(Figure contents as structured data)
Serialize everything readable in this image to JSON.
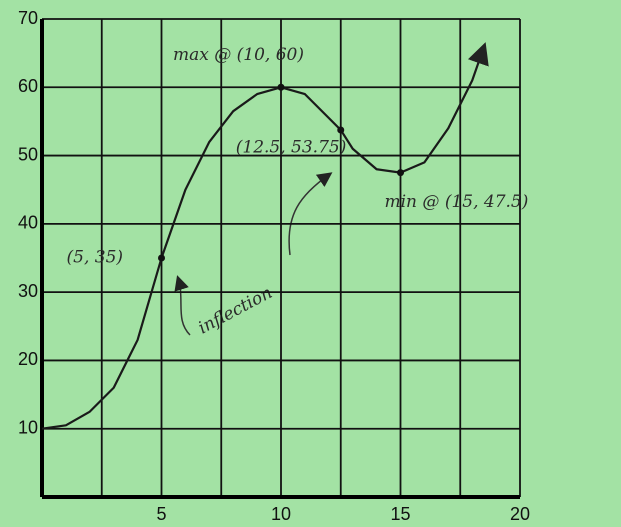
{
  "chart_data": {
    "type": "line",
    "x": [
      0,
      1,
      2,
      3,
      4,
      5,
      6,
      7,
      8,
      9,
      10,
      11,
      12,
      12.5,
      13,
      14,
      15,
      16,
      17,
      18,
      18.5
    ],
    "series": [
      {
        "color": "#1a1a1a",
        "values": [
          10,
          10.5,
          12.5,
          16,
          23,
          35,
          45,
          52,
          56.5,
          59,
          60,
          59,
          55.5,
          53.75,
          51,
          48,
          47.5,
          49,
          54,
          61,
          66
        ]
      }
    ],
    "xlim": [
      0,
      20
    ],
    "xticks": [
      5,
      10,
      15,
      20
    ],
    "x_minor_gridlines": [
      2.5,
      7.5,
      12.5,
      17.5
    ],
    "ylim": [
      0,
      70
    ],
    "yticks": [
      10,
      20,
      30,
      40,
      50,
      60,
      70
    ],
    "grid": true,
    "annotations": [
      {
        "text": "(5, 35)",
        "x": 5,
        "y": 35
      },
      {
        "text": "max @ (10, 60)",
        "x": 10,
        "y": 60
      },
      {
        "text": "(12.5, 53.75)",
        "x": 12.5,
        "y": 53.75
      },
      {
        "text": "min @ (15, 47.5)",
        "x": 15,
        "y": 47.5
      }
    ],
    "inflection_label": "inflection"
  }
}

## STATED TASK
Copy the records exactly. Skip the pictures.

## SOLUTION
Serialize everything readable in this image to JSON.
{
  "chart_data": {
    "type": "line",
    "x": [
      0,
      1,
      2,
      3,
      4,
      5,
      6,
      7,
      8,
      9,
      10,
      11,
      12,
      12.5,
      13,
      14,
      15,
      16,
      17,
      18,
      18.5
    ],
    "series": [
      {
        "color": "#1a1a1a",
        "values": [
          10,
          10.5,
          12.5,
          16,
          23,
          35,
          45,
          52,
          56.5,
          59,
          60,
          59,
          55.5,
          53.75,
          51,
          48,
          47.5,
          49,
          54,
          61,
          66
        ]
      }
    ],
    "xlim": [
      0,
      20
    ],
    "xticks": [
      5,
      10,
      15,
      20
    ],
    "x_minor_gridlines": [
      2.5,
      7.5,
      12.5,
      17.5
    ],
    "ylim": [
      0,
      70
    ],
    "yticks": [
      10,
      20,
      30,
      40,
      50,
      60,
      70
    ],
    "grid": true,
    "annotations": [
      {
        "text": "(5, 35)",
        "x": 5,
        "y": 35
      },
      {
        "text": "max @ (10, 60)",
        "x": 10,
        "y": 60
      },
      {
        "text": "(12.5, 53.75)",
        "x": 12.5,
        "y": 53.75
      },
      {
        "text": "min @ (15, 47.5)",
        "x": 15,
        "y": 47.5
      }
    ],
    "inflection_label": "inflection"
  }
}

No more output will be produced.